_OBJECTIVE_
Copy all lines below containing "label".

◇ ◇ ◇

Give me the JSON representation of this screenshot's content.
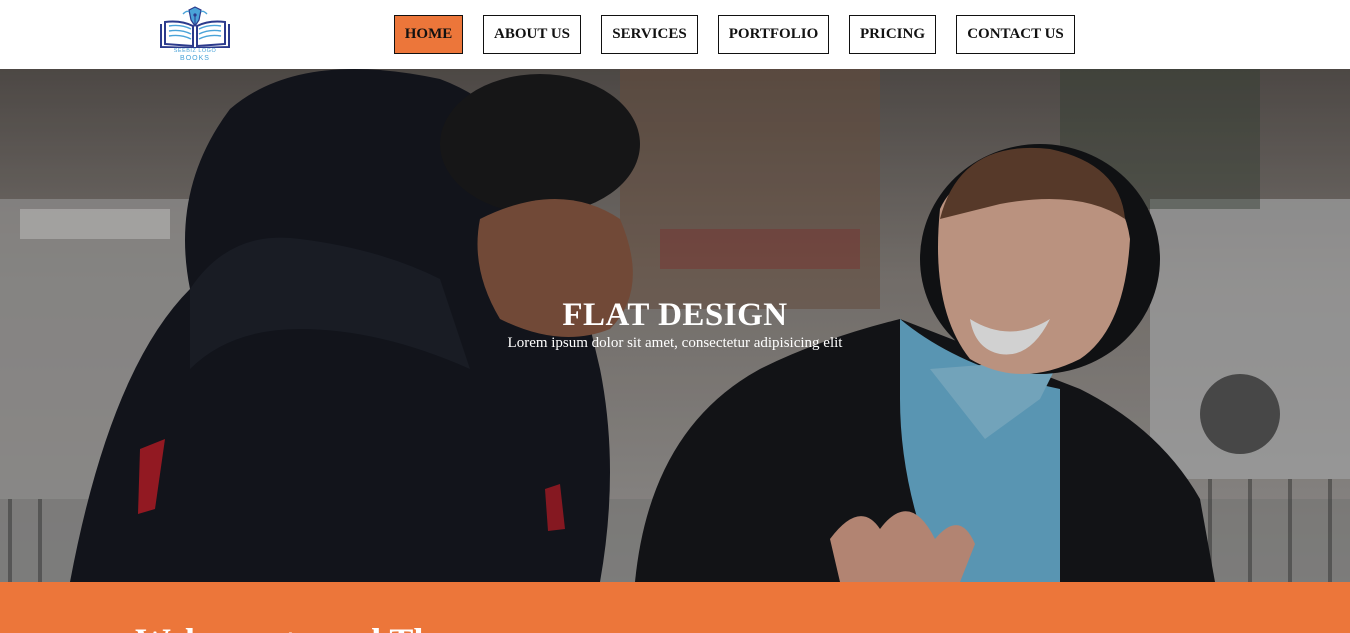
{
  "header": {
    "logo": {
      "icon": "open-book-pen-logo-icon",
      "line1": "SEEBIZ LOGO",
      "line2": "BOOKS"
    },
    "nav": [
      {
        "label": "HOME",
        "active": true
      },
      {
        "label": "ABOUT US",
        "active": false
      },
      {
        "label": "SERVICES",
        "active": false
      },
      {
        "label": "PORTFOLIO",
        "active": false
      },
      {
        "label": "PRICING",
        "active": false
      },
      {
        "label": "CONTACT US",
        "active": false
      }
    ]
  },
  "hero": {
    "title": "FLAT DESIGN",
    "subtitle": "Lorem ipsum dolor sit amet, consectetur adipisicing elit",
    "image": "two-young-men-talking-outdoors-winter-photo"
  },
  "welcome": {
    "title": "Welcome to and The"
  },
  "colors": {
    "accent": "#ec763a",
    "nav_border": "#111111",
    "text_light": "#ffffff"
  }
}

◇ ◇ ◇

_WRITTEN SOLUTION_
        "label": "HOME",
        "label": "ABOUT US",
        "label": "SERVICES",
        "label": "PORTFOLIO",
        "label": "PRICING",
        "label": "CONTACT US",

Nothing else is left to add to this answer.